(Records from a collection of figures)
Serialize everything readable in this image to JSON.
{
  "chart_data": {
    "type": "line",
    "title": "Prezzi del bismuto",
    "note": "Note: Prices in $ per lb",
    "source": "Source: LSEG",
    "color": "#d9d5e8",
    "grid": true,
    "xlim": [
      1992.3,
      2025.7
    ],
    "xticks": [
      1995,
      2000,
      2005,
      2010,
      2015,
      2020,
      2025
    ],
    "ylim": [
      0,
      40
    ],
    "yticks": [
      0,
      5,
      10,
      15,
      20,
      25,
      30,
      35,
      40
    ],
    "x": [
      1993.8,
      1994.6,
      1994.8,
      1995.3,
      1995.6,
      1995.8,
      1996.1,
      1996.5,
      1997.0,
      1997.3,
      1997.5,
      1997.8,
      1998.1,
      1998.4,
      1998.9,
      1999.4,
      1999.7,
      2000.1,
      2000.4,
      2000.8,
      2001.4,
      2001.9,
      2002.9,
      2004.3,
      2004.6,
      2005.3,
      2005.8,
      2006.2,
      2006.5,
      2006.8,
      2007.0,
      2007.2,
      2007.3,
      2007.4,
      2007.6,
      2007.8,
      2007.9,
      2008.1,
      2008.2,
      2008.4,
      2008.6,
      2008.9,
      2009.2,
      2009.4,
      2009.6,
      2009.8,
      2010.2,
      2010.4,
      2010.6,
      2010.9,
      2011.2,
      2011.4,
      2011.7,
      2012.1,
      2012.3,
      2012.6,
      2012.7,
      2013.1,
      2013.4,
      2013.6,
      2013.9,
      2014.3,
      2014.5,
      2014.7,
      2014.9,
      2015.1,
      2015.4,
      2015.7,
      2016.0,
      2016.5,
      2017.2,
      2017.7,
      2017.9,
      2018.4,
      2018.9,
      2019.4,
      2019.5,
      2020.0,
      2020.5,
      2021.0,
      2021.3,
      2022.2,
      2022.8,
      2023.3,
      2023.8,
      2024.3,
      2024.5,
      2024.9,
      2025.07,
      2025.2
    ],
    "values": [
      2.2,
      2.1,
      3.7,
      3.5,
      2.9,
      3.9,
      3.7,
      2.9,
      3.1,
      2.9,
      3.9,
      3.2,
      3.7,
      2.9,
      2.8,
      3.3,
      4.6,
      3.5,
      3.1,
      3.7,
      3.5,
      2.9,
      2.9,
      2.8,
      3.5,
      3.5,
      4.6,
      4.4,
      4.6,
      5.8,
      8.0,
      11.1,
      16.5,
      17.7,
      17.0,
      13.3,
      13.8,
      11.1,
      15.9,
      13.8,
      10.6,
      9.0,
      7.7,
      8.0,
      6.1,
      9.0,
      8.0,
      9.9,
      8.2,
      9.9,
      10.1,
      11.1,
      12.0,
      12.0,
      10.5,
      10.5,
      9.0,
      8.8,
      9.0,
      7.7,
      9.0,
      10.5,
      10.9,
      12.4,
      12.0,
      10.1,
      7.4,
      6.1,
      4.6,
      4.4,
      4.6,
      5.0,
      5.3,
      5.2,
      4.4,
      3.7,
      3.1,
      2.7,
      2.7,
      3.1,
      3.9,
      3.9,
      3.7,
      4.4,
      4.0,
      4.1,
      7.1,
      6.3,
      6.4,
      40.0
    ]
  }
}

-- Task description --
Take the data above and return it exactly.

-- Complete response --
Serialize everything readable in this image to JSON.
{
  "chart_data": {
    "type": "line",
    "title": "Prezzi del bismuto",
    "note": "Note: Prices in $ per lb",
    "source": "Source: LSEG",
    "color": "#d9d5e8",
    "grid": true,
    "xlim": [
      1992.3,
      2025.7
    ],
    "xticks": [
      1995,
      2000,
      2005,
      2010,
      2015,
      2020,
      2025
    ],
    "ylim": [
      0,
      40
    ],
    "yticks": [
      0,
      5,
      10,
      15,
      20,
      25,
      30,
      35,
      40
    ],
    "x": [
      1993.8,
      1994.6,
      1994.8,
      1995.3,
      1995.6,
      1995.8,
      1996.1,
      1996.5,
      1997.0,
      1997.3,
      1997.5,
      1997.8,
      1998.1,
      1998.4,
      1998.9,
      1999.4,
      1999.7,
      2000.1,
      2000.4,
      2000.8,
      2001.4,
      2001.9,
      2002.9,
      2004.3,
      2004.6,
      2005.3,
      2005.8,
      2006.2,
      2006.5,
      2006.8,
      2007.0,
      2007.2,
      2007.3,
      2007.4,
      2007.6,
      2007.8,
      2007.9,
      2008.1,
      2008.2,
      2008.4,
      2008.6,
      2008.9,
      2009.2,
      2009.4,
      2009.6,
      2009.8,
      2010.2,
      2010.4,
      2010.6,
      2010.9,
      2011.2,
      2011.4,
      2011.7,
      2012.1,
      2012.3,
      2012.6,
      2012.7,
      2013.1,
      2013.4,
      2013.6,
      2013.9,
      2014.3,
      2014.5,
      2014.7,
      2014.9,
      2015.1,
      2015.4,
      2015.7,
      2016.0,
      2016.5,
      2017.2,
      2017.7,
      2017.9,
      2018.4,
      2018.9,
      2019.4,
      2019.5,
      2020.0,
      2020.5,
      2021.0,
      2021.3,
      2022.2,
      2022.8,
      2023.3,
      2023.8,
      2024.3,
      2024.5,
      2024.9,
      2025.07,
      2025.2
    ],
    "values": [
      2.2,
      2.1,
      3.7,
      3.5,
      2.9,
      3.9,
      3.7,
      2.9,
      3.1,
      2.9,
      3.9,
      3.2,
      3.7,
      2.9,
      2.8,
      3.3,
      4.6,
      3.5,
      3.1,
      3.7,
      3.5,
      2.9,
      2.9,
      2.8,
      3.5,
      3.5,
      4.6,
      4.4,
      4.6,
      5.8,
      8.0,
      11.1,
      16.5,
      17.7,
      17.0,
      13.3,
      13.8,
      11.1,
      15.9,
      13.8,
      10.6,
      9.0,
      7.7,
      8.0,
      6.1,
      9.0,
      8.0,
      9.9,
      8.2,
      9.9,
      10.1,
      11.1,
      12.0,
      12.0,
      10.5,
      10.5,
      9.0,
      8.8,
      9.0,
      7.7,
      9.0,
      10.5,
      10.9,
      12.4,
      12.0,
      10.1,
      7.4,
      6.1,
      4.6,
      4.4,
      4.6,
      5.0,
      5.3,
      5.2,
      4.4,
      3.7,
      3.1,
      2.7,
      2.7,
      3.1,
      3.9,
      3.9,
      3.7,
      4.4,
      4.0,
      4.1,
      7.1,
      6.3,
      6.4,
      40.0
    ]
  }
}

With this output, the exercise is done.